> Direction: Copy out the listing exactly.

------

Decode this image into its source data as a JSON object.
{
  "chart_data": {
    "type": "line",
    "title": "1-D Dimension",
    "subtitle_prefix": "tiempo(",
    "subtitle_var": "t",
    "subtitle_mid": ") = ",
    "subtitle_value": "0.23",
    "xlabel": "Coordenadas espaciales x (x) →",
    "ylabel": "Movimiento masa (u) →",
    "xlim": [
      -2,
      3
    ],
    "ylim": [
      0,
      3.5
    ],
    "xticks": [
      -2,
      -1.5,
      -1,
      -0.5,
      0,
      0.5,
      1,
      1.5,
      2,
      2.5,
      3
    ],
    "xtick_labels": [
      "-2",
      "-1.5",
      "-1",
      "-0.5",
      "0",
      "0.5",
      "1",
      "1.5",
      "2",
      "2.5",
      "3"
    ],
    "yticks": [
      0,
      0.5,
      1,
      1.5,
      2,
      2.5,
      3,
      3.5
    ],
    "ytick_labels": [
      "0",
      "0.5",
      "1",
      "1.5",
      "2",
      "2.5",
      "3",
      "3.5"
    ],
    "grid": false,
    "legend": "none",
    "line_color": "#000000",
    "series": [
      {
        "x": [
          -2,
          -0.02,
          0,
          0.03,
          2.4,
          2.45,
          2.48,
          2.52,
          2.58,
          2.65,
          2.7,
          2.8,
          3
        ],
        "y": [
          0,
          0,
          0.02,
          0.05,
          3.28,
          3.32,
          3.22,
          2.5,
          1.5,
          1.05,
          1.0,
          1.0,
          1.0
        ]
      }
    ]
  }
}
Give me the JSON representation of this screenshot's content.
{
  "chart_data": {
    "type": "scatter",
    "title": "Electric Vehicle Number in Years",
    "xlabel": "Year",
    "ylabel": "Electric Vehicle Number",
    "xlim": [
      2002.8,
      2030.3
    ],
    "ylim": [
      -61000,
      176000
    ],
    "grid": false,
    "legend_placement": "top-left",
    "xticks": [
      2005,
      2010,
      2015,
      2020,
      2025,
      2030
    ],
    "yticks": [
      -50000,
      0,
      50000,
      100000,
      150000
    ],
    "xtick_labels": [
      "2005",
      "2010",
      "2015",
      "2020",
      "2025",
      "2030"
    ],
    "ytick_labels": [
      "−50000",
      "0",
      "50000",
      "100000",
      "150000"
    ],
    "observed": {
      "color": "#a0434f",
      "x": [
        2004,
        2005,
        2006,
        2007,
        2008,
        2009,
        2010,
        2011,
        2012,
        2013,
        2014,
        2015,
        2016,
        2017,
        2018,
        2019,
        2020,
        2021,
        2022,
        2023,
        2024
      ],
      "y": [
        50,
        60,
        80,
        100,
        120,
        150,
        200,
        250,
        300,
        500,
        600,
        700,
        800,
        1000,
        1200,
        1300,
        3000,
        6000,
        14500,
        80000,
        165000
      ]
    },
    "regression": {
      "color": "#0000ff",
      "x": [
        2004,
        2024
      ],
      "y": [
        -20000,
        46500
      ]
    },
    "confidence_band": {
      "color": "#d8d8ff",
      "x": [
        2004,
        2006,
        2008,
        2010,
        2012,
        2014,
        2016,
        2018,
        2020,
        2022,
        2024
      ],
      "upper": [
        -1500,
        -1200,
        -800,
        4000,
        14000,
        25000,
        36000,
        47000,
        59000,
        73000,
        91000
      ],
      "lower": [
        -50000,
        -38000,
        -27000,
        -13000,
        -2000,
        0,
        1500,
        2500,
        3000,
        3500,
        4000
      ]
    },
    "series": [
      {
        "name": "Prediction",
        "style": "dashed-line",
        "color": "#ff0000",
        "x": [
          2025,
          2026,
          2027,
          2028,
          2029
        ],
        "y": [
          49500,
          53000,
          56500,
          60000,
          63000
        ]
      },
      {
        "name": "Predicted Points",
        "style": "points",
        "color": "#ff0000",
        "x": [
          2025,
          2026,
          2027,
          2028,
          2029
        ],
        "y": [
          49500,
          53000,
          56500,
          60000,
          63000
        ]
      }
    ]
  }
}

------

> Response to the exercise:
Decode this image into its source data as a JSON object.
{
  "chart_data": {
    "type": "line",
    "title": "1-D Dimension",
    "subtitle_prefix": "tiempo(",
    "subtitle_var": "t",
    "subtitle_mid": ") = ",
    "subtitle_value": "0.23",
    "xlabel": "Coordenadas espaciales x (x) →",
    "ylabel": "Movimiento masa (u) →",
    "xlim": [
      -2,
      3
    ],
    "ylim": [
      0,
      3.5
    ],
    "xticks": [
      -2,
      -1.5,
      -1,
      -0.5,
      0,
      0.5,
      1,
      1.5,
      2,
      2.5,
      3
    ],
    "xtick_labels": [
      "-2",
      "-1.5",
      "-1",
      "-0.5",
      "0",
      "0.5",
      "1",
      "1.5",
      "2",
      "2.5",
      "3"
    ],
    "yticks": [
      0,
      0.5,
      1,
      1.5,
      2,
      2.5,
      3,
      3.5
    ],
    "ytick_labels": [
      "0",
      "0.5",
      "1",
      "1.5",
      "2",
      "2.5",
      "3",
      "3.5"
    ],
    "grid": false,
    "legend": "none",
    "line_color": "#000000",
    "series": [
      {
        "x": [
          -2,
          -0.02,
          0,
          0.03,
          2.4,
          2.45,
          2.48,
          2.52,
          2.58,
          2.65,
          2.7,
          2.8,
          3
        ],
        "y": [
          0,
          0,
          0.02,
          0.05,
          3.28,
          3.32,
          3.22,
          2.5,
          1.5,
          1.05,
          1.0,
          1.0,
          1.0
        ]
      }
    ]
  }
}
Give me the JSON representation of this screenshot's content.
{
  "chart_data": {
    "type": "scatter",
    "title": "Electric Vehicle Number in Years",
    "xlabel": "Year",
    "ylabel": "Electric Vehicle Number",
    "xlim": [
      2002.8,
      2030.3
    ],
    "ylim": [
      -61000,
      176000
    ],
    "grid": false,
    "legend_placement": "top-left",
    "xticks": [
      2005,
      2010,
      2015,
      2020,
      2025,
      2030
    ],
    "yticks": [
      -50000,
      0,
      50000,
      100000,
      150000
    ],
    "xtick_labels": [
      "2005",
      "2010",
      "2015",
      "2020",
      "2025",
      "2030"
    ],
    "ytick_labels": [
      "−50000",
      "0",
      "50000",
      "100000",
      "150000"
    ],
    "observed": {
      "color": "#a0434f",
      "x": [
        2004,
        2005,
        2006,
        2007,
        2008,
        2009,
        2010,
        2011,
        2012,
        2013,
        2014,
        2015,
        2016,
        2017,
        2018,
        2019,
        2020,
        2021,
        2022,
        2023,
        2024
      ],
      "y": [
        50,
        60,
        80,
        100,
        120,
        150,
        200,
        250,
        300,
        500,
        600,
        700,
        800,
        1000,
        1200,
        1300,
        3000,
        6000,
        14500,
        80000,
        165000
      ]
    },
    "regression": {
      "color": "#0000ff",
      "x": [
        2004,
        2024
      ],
      "y": [
        -20000,
        46500
      ]
    },
    "confidence_band": {
      "color": "#d8d8ff",
      "x": [
        2004,
        2006,
        2008,
        2010,
        2012,
        2014,
        2016,
        2018,
        2020,
        2022,
        2024
      ],
      "upper": [
        -1500,
        -1200,
        -800,
        4000,
        14000,
        25000,
        36000,
        47000,
        59000,
        73000,
        91000
      ],
      "lower": [
        -50000,
        -38000,
        -27000,
        -13000,
        -2000,
        0,
        1500,
        2500,
        3000,
        3500,
        4000
      ]
    },
    "series": [
      {
        "name": "Prediction",
        "style": "dashed-line",
        "color": "#ff0000",
        "x": [
          2025,
          2026,
          2027,
          2028,
          2029
        ],
        "y": [
          49500,
          53000,
          56500,
          60000,
          63000
        ]
      },
      {
        "name": "Predicted Points",
        "style": "points",
        "color": "#ff0000",
        "x": [
          2025,
          2026,
          2027,
          2028,
          2029
        ],
        "y": [
          49500,
          53000,
          56500,
          60000,
          63000
        ]
      }
    ]
  }
}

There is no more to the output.